** SUPPLIED MATERIAL **
====

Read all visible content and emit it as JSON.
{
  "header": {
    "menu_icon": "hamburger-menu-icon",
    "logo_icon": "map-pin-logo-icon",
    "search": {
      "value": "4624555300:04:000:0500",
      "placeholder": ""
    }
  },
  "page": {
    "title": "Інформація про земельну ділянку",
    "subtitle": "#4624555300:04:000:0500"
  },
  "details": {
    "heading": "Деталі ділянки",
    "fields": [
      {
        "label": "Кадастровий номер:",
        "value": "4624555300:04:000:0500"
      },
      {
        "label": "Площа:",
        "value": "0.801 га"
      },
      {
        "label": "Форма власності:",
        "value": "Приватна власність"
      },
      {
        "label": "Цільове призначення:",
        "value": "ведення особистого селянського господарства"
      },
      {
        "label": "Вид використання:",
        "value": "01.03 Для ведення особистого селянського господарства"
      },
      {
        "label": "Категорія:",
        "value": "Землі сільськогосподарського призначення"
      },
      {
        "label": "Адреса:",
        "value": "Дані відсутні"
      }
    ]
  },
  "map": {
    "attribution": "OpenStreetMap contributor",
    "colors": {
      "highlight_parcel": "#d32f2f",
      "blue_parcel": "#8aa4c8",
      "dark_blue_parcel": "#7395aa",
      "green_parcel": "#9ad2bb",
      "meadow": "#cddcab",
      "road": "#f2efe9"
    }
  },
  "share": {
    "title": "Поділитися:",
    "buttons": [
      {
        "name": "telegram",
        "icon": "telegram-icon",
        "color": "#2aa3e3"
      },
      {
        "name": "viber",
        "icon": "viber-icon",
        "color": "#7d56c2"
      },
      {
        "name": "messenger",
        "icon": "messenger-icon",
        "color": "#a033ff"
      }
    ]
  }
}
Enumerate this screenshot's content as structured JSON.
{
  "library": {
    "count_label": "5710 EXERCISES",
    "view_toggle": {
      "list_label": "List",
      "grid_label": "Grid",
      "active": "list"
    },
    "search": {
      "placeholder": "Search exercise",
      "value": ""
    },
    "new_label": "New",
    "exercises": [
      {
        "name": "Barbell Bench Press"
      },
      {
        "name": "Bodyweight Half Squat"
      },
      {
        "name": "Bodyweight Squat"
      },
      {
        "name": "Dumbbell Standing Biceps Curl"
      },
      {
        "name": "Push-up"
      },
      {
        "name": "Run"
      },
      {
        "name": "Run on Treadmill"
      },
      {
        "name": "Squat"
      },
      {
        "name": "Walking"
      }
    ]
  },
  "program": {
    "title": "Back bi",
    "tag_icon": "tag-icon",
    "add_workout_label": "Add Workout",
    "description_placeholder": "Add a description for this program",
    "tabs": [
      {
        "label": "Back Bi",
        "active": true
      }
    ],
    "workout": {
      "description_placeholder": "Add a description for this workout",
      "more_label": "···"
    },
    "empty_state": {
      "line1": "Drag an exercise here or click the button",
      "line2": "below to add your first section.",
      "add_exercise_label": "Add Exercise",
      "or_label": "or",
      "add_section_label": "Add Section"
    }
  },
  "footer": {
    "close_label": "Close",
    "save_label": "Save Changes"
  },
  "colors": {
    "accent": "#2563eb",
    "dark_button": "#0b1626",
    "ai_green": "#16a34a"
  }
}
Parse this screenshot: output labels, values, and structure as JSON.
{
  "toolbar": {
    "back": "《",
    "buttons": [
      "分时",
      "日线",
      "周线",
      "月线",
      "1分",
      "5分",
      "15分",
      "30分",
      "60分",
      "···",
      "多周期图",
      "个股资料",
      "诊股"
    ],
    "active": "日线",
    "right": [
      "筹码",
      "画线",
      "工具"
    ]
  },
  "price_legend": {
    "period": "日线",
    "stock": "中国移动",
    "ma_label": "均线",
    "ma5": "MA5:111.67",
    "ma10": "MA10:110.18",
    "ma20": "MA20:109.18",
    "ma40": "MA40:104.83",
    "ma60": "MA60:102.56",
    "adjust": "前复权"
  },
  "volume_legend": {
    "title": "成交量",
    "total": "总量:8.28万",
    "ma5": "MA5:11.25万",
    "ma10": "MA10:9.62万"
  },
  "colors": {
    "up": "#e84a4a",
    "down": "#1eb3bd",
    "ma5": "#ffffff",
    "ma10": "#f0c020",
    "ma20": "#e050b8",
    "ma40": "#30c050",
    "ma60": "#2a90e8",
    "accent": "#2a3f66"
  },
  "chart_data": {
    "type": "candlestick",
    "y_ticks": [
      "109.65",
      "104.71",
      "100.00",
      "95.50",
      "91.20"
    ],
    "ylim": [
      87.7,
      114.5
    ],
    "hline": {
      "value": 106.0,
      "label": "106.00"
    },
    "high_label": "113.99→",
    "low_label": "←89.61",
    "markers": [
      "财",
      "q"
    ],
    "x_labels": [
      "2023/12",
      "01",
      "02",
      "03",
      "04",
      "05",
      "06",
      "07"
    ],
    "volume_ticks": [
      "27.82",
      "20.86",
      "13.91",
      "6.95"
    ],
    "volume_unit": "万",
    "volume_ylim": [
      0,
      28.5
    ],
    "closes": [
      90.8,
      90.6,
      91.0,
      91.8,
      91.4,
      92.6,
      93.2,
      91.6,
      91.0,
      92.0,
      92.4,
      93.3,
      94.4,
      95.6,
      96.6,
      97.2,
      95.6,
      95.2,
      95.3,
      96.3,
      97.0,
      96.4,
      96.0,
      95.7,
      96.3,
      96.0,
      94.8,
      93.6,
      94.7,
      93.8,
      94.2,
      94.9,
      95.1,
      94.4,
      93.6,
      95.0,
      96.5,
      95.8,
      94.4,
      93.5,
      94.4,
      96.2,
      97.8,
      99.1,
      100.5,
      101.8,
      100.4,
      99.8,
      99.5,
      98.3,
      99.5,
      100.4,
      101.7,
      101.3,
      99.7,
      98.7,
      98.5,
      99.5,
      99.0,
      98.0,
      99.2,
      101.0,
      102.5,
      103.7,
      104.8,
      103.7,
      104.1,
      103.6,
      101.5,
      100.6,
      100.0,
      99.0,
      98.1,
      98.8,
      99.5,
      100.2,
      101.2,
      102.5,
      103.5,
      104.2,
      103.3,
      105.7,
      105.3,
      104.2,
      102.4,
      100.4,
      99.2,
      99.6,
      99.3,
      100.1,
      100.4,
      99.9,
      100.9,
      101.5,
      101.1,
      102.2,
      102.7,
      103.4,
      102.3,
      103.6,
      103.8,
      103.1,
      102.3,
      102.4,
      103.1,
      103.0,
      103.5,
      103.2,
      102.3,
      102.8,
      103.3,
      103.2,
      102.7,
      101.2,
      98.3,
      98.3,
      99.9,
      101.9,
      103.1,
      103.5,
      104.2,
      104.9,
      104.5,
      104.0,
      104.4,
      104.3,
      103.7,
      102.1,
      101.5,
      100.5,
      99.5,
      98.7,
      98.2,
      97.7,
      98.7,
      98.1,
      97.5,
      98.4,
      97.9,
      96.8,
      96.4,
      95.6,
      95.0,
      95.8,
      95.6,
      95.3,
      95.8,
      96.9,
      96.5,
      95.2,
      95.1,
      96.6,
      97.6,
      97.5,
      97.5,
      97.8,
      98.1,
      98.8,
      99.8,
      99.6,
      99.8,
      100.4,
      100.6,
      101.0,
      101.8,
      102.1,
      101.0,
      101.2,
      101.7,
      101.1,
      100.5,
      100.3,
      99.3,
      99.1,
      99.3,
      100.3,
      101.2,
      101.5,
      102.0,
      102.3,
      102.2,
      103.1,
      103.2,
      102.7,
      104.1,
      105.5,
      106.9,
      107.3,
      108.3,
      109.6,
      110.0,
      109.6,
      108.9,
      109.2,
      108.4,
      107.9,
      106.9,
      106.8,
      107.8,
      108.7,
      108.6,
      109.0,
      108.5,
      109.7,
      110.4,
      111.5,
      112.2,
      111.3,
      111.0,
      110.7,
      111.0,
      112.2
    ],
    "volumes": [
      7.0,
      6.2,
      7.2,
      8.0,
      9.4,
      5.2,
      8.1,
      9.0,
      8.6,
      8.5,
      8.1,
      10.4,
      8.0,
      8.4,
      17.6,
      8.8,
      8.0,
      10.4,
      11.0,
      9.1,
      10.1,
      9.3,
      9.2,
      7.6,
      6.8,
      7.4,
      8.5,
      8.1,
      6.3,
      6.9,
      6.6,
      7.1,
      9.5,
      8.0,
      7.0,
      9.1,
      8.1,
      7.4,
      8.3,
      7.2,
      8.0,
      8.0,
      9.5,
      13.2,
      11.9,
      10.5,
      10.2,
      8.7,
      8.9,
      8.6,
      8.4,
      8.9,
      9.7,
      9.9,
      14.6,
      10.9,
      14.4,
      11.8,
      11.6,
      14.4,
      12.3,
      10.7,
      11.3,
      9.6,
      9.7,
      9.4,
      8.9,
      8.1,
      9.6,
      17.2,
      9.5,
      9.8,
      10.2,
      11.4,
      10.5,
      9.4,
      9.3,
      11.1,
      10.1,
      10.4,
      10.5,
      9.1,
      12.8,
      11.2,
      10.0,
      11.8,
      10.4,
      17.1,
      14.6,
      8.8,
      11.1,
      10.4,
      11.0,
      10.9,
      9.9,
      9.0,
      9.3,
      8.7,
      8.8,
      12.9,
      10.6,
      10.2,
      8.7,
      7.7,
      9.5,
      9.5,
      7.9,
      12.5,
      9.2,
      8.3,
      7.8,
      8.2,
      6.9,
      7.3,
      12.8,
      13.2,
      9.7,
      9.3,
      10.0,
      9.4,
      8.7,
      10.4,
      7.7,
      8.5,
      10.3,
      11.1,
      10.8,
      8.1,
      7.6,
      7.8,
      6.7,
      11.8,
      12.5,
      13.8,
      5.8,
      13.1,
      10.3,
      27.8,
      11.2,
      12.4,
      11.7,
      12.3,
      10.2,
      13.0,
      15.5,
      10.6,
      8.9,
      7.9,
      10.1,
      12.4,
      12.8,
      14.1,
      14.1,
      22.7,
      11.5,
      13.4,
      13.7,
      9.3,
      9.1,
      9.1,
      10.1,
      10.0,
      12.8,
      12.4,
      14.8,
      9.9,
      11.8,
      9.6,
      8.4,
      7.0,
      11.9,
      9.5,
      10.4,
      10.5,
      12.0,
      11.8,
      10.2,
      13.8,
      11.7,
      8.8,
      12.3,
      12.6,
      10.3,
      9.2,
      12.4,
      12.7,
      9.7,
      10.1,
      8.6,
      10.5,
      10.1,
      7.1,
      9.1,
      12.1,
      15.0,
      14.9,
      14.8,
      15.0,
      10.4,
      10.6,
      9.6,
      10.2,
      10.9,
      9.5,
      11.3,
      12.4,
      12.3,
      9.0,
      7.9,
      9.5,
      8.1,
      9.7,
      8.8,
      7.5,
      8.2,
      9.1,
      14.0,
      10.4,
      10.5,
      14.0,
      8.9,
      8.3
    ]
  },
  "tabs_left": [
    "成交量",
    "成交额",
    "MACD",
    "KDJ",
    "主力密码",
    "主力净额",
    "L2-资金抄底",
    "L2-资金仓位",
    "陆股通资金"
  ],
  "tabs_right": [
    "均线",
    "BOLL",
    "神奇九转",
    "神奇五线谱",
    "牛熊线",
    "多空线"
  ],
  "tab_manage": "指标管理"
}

====

** WHAT IS EXPECTED **
Scan the material above for the string "Squat" and return the lines that hold it.

** RESULT FOR THIS TASK **
        "name": "Bodyweight Half Squat"
        "name": "Bodyweight Squat"
        "name": "Squat"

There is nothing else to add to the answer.